What you will do -
Write the records out again, keeping each line exactly as it is.

***** Raw data *****

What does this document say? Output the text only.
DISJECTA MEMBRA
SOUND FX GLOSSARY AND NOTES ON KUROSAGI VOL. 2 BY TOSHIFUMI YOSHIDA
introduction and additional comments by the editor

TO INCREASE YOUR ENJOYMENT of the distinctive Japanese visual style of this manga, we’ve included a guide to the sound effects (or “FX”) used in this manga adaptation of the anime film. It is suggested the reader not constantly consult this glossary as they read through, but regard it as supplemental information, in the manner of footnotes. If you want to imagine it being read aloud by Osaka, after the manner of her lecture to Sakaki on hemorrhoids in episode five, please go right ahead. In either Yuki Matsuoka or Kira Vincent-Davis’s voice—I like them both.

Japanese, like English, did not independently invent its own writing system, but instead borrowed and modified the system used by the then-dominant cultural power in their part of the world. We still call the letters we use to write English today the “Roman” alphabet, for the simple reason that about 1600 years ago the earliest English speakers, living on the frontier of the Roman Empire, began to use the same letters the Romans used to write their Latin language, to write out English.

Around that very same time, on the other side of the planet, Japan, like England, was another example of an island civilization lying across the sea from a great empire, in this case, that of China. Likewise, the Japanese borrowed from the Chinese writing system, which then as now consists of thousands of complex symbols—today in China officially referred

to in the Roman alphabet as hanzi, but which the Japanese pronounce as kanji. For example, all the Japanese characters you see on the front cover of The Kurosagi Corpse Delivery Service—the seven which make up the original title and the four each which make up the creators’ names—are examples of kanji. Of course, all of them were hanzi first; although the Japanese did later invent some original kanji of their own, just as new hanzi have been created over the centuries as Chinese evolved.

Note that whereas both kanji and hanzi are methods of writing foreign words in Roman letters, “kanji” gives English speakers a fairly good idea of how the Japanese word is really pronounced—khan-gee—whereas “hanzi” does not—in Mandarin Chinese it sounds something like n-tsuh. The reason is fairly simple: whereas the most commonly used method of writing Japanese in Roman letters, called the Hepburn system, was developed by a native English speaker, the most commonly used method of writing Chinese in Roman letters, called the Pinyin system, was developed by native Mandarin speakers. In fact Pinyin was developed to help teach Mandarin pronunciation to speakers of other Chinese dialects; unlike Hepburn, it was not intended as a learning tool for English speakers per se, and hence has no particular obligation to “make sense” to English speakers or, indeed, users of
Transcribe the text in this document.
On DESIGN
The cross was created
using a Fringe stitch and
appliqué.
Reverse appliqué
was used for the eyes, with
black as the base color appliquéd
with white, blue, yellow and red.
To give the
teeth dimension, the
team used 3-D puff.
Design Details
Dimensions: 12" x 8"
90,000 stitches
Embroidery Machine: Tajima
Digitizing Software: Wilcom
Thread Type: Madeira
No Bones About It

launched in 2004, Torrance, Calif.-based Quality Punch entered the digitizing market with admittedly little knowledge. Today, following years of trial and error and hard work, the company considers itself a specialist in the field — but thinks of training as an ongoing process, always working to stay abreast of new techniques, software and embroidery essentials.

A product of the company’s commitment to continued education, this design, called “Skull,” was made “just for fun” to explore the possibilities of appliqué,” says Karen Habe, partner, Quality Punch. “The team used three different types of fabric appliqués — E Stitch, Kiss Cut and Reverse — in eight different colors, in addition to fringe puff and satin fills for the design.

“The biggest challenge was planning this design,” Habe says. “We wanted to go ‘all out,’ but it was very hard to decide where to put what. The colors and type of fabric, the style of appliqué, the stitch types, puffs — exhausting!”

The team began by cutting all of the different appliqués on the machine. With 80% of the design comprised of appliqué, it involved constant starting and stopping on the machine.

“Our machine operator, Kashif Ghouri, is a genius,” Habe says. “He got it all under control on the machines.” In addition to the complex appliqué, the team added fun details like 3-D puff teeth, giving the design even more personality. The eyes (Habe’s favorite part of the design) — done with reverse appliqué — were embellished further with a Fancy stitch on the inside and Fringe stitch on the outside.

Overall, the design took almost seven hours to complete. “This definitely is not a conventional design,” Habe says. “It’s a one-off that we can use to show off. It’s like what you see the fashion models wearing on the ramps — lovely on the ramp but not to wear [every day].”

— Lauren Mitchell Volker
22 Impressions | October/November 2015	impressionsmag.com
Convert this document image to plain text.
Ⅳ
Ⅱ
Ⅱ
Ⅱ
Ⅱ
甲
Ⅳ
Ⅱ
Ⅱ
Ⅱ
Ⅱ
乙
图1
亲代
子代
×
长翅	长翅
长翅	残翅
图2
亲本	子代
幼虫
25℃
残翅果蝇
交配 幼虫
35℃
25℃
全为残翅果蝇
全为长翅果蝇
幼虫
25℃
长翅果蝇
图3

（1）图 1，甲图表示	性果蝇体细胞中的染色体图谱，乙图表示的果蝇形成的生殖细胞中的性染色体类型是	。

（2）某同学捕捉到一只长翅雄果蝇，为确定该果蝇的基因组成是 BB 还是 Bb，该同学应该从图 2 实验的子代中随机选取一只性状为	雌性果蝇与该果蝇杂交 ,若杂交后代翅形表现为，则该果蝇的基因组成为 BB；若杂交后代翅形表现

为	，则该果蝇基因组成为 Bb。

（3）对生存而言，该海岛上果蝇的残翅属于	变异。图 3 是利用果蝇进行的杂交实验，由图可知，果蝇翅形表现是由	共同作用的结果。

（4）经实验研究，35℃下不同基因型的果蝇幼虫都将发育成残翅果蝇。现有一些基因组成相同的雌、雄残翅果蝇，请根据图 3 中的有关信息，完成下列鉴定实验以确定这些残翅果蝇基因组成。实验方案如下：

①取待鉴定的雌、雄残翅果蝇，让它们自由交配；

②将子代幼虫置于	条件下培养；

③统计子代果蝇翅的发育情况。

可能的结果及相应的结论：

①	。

*****

Written response -
What does this document say? Output the text only.
DISJECTA MEMBRA
SOUND FX GLOSSARY AND NOTES ON KUROSAGI VOL. 2 BY TOSHIFUMI YOSHIDA
introduction and additional comments by the editor

TO INCREASE YOUR ENJOYMENT of the distinctive Japanese visual style of this manga, we’ve included a guide to the sound effects (or “FX”) used in this manga adaptation of the anime film. It is suggested the reader not constantly consult this glossary as they read through, but regard it as supplemental information, in the manner of footnotes. If you want to imagine it being read aloud by Osaka, after the manner of her lecture to Sakaki on hemorrhoids in episode five, please go right ahead. In either Yuki Matsuoka or Kira Vincent-Davis’s voice—I like them both.

Japanese, like English, did not independently invent its own writing system, but instead borrowed and modified the system used by the then-dominant cultural power in their part of the world. We still call the letters we use to write English today the “Roman” alphabet, for the simple reason that about 1600 years ago the earliest English speakers, living on the frontier of the Roman Empire, began to use the same letters the Romans used to write their Latin language, to write out English.

Around that very same time, on the other side of the planet, Japan, like England, was another example of an island civilization lying across the sea from a great empire, in this case, that of China. Likewise, the Japanese borrowed from the Chinese writing system, which then as now consists of thousands of complex symbols—today in China officially referred

to in the Roman alphabet as hanzi, but which the Japanese pronounce as kanji. For example, all the Japanese characters you see on the front cover of The Kurosagi Corpse Delivery Service—the seven which make up the original title and the four each which make up the creators’ names—are examples of kanji. Of course, all of them were hanzi first; although the Japanese did later invent some original kanji of their own, just as new hanzi have been created over the centuries as Chinese evolved.

Note that whereas both kanji and hanzi are methods of writing foreign words in Roman letters, “kanji” gives English speakers a fairly good idea of how the Japanese word is really pronounced—khan-gee—whereas “hanzi” does not—in Mandarin Chinese it sounds something like n-tsuh. The reason is fairly simple: whereas the most commonly used method of writing Japanese in Roman letters, called the Hepburn system, was developed by a native English speaker, the most commonly used method of writing Chinese in Roman letters, called the Pinyin system, was developed by native Mandarin speakers. In fact Pinyin was developed to help teach Mandarin pronunciation to speakers of other Chinese dialects; unlike Hepburn, it was not intended as a learning tool for English speakers per se, and hence has no particular obligation to “make sense” to English speakers or, indeed, users of
Transcribe the text in this document.
On DESIGN
The cross was created
using a Fringe stitch and
appliqué.
Reverse appliqué
was used for the eyes, with
black as the base color appliquéd
with white, blue, yellow and red.
To give the
teeth dimension, the
team used 3-D puff.
Design Details
Dimensions: 12" x 8"
90,000 stitches
Embroidery Machine: Tajima
Digitizing Software: Wilcom
Thread Type: Madeira
No Bones About It

launched in 2004, Torrance, Calif.-based Quality Punch entered the digitizing market with admittedly little knowledge. Today, following years of trial and error and hard work, the company considers itself a specialist in the field — but thinks of training as an ongoing process, always working to stay abreast of new techniques, software and embroidery essentials.

A product of the company’s commitment to continued education, this design, called “Skull,” was made “just for fun” to explore the possibilities of appliqué,” says Karen Habe, partner, Quality Punch. “The team used three different types of fabric appliqués — E Stitch, Kiss Cut and Reverse — in eight different colors, in addition to fringe puff and satin fills for the design.

“The biggest challenge was planning this design,” Habe says. “We wanted to go ‘all out,’ but it was very hard to decide where to put what. The colors and type of fabric, the style of appliqué, the stitch types, puffs — exhausting!”

The team began by cutting all of the different appliqués on the machine. With 80% of the design comprised of appliqué, it involved constant starting and stopping on the machine.

“Our machine operator, Kashif Ghouri, is a genius,” Habe says. “He got it all under control on the machines.” In addition to the complex appliqué, the team added fun details like 3-D puff teeth, giving the design even more personality. The eyes (Habe’s favorite part of the design) — done with reverse appliqué — were embellished further with a Fancy stitch on the inside and Fringe stitch on the outside.

Overall, the design took almost seven hours to complete. “This definitely is not a conventional design,” Habe says. “It’s a one-off that we can use to show off. It’s like what you see the fashion models wearing on the ramps — lovely on the ramp but not to wear [every day].”

— Lauren Mitchell Volker
22 Impressions | October/November 2015	impressionsmag.com
Convert this document image to plain text.
Ⅳ
Ⅱ
Ⅱ
Ⅱ
Ⅱ
甲
Ⅳ
Ⅱ
Ⅱ
Ⅱ
Ⅱ
乙
图1
亲代
子代
×
长翅	长翅
长翅	残翅
图2
亲本	子代
幼虫
25℃
残翅果蝇
交配 幼虫
35℃
25℃
全为残翅果蝇
全为长翅果蝇
幼虫
25℃
长翅果蝇
图3

（1）图 1，甲图表示	性果蝇体细胞中的染色体图谱，乙图表示的果蝇形成的生殖细胞中的性染色体类型是	。

（2）某同学捕捉到一只长翅雄果蝇，为确定该果蝇的基因组成是 BB 还是 Bb，该同学应该从图 2 实验的子代中随机选取一只性状为	雌性果蝇与该果蝇杂交 ,若杂交后代翅形表现为，则该果蝇的基因组成为 BB；若杂交后代翅形表现

为	，则该果蝇基因组成为 Bb。

（3）对生存而言，该海岛上果蝇的残翅属于	变异。图 3 是利用果蝇进行的杂交实验，由图可知，果蝇翅形表现是由	共同作用的结果。

（4）经实验研究，35℃下不同基因型的果蝇幼虫都将发育成残翅果蝇。现有一些基因组成相同的雌、雄残翅果蝇，请根据图 3 中的有关信息，完成下列鉴定实验以确定这些残翅果蝇基因组成。实验方案如下：

①取待鉴定的雌、雄残翅果蝇，让它们自由交配；

②将子代幼虫置于	条件下培养；

③统计子代果蝇翅的发育情况。

可能的结果及相应的结论：

①	。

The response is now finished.